(Work order): Say how many lines in the records contain "protein". The reply must consist of the number alone.

(Data for this exercise):
▼▼▼
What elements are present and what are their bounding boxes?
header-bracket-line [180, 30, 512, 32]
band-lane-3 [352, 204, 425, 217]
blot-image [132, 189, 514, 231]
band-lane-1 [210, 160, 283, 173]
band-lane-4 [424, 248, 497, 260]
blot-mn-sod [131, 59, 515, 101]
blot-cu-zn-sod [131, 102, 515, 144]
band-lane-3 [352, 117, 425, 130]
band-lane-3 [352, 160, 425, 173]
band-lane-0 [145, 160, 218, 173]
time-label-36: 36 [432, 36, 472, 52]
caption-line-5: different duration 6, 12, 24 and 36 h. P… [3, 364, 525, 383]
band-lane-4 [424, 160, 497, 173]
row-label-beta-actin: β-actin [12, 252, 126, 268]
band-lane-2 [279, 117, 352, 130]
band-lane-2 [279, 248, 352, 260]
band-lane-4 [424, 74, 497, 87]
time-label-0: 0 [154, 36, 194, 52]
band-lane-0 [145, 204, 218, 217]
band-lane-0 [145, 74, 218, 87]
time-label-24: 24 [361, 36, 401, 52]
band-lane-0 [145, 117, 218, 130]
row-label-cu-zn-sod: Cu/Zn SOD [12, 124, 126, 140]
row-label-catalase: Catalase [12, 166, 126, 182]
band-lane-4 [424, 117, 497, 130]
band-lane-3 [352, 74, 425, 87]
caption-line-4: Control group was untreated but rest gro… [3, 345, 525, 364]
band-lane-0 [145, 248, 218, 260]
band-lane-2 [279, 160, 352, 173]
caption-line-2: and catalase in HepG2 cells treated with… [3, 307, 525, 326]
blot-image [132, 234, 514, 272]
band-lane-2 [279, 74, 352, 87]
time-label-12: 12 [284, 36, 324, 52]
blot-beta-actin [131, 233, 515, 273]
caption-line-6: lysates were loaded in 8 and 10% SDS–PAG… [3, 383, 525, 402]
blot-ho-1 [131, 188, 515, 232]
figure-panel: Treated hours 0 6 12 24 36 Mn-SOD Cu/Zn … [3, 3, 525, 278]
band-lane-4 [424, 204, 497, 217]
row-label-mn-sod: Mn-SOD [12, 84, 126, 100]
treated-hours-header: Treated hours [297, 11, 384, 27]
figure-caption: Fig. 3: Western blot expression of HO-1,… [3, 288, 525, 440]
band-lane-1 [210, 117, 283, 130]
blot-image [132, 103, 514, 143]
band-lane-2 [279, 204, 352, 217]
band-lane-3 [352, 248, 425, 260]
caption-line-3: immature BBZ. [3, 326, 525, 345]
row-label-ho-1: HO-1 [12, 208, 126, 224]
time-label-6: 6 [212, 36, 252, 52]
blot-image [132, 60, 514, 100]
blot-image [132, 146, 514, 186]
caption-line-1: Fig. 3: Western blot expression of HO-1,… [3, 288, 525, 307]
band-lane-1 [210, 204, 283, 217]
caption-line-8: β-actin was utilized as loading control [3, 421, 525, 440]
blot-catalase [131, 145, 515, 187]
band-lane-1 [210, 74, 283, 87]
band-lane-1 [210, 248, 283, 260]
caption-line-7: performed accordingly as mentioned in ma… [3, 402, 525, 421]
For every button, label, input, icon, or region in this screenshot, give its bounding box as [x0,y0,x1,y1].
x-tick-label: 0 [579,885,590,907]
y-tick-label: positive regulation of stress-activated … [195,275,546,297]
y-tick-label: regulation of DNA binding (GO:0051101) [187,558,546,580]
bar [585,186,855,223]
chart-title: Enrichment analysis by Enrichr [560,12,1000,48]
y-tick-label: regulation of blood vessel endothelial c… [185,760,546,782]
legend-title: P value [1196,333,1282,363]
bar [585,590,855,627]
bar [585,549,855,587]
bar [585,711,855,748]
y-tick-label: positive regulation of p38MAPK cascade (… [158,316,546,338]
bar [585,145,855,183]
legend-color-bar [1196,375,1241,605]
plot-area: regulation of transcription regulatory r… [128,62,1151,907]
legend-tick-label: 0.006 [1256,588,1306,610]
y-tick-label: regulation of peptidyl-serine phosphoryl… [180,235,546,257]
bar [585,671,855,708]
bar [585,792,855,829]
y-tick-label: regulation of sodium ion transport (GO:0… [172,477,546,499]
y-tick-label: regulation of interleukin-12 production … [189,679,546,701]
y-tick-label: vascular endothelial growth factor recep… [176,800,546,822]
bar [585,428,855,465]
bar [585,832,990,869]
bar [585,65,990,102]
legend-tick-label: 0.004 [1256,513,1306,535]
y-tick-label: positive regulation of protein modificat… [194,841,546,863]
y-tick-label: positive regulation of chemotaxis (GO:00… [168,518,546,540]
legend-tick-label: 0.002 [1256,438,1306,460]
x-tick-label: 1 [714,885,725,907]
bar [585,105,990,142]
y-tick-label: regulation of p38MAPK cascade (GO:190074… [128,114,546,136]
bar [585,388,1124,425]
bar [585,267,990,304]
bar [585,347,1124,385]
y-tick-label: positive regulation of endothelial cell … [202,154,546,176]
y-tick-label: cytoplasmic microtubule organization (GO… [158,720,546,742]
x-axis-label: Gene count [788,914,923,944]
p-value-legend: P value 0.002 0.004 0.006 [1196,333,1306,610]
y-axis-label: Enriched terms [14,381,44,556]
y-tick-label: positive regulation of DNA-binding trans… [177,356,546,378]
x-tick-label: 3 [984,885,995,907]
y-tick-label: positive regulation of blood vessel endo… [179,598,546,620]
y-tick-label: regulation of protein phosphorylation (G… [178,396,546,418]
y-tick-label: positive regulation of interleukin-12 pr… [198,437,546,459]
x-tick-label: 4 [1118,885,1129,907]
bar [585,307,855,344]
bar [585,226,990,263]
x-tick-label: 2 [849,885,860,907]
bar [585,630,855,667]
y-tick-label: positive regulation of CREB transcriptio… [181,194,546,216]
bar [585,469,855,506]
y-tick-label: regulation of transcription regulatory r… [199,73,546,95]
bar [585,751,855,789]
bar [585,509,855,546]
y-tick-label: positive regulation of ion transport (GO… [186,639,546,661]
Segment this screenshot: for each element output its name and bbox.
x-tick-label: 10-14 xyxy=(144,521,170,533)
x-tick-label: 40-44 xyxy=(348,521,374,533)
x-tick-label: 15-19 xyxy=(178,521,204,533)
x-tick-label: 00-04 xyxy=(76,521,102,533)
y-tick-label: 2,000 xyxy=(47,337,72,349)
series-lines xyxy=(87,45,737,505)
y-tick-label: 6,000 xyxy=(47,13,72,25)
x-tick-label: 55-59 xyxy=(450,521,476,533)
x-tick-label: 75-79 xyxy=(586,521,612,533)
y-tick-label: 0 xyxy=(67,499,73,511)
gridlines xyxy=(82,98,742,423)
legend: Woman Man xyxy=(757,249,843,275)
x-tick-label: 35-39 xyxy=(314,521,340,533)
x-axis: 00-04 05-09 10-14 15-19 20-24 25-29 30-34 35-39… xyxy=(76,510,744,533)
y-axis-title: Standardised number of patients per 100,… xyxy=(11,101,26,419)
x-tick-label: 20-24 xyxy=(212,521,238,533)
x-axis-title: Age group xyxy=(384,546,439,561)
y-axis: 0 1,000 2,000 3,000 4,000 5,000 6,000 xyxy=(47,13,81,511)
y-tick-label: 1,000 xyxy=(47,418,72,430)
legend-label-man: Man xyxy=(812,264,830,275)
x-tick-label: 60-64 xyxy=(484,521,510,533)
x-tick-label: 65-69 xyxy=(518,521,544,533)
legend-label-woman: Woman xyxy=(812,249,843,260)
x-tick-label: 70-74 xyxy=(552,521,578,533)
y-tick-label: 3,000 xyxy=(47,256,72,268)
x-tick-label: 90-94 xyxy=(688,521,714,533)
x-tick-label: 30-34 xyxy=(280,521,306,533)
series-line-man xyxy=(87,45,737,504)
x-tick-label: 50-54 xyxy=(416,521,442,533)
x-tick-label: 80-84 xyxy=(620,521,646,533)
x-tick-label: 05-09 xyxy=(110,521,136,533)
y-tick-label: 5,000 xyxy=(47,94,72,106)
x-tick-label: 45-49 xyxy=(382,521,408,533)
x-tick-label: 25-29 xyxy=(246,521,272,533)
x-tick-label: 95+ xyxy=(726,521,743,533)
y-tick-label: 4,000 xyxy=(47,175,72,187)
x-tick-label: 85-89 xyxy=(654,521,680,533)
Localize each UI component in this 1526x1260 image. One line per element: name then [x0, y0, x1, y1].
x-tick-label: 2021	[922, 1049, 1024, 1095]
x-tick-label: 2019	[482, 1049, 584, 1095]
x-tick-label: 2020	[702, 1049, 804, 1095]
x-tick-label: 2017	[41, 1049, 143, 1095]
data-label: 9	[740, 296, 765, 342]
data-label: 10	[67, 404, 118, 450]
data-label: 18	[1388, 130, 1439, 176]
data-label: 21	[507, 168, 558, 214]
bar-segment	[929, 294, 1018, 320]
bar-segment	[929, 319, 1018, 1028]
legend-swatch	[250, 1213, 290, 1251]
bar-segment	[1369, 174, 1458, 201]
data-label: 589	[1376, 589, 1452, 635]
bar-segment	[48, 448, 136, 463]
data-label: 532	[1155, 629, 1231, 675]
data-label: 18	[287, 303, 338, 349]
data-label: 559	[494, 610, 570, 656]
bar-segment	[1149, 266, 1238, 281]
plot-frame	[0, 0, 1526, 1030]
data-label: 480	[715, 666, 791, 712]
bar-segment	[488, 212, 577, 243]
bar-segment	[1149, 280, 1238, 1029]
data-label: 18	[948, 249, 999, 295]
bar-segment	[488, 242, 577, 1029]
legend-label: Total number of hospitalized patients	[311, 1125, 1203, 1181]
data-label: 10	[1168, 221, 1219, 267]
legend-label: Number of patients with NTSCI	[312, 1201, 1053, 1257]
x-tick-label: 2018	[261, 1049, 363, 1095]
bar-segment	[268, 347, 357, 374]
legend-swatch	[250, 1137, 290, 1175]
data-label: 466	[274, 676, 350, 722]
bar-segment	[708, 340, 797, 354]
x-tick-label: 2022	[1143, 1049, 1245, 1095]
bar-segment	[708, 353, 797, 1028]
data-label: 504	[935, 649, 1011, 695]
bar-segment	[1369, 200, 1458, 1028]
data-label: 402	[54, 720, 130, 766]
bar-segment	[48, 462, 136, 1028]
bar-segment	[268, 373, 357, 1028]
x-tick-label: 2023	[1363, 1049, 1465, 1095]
▲▲▲
(Exercise output): 2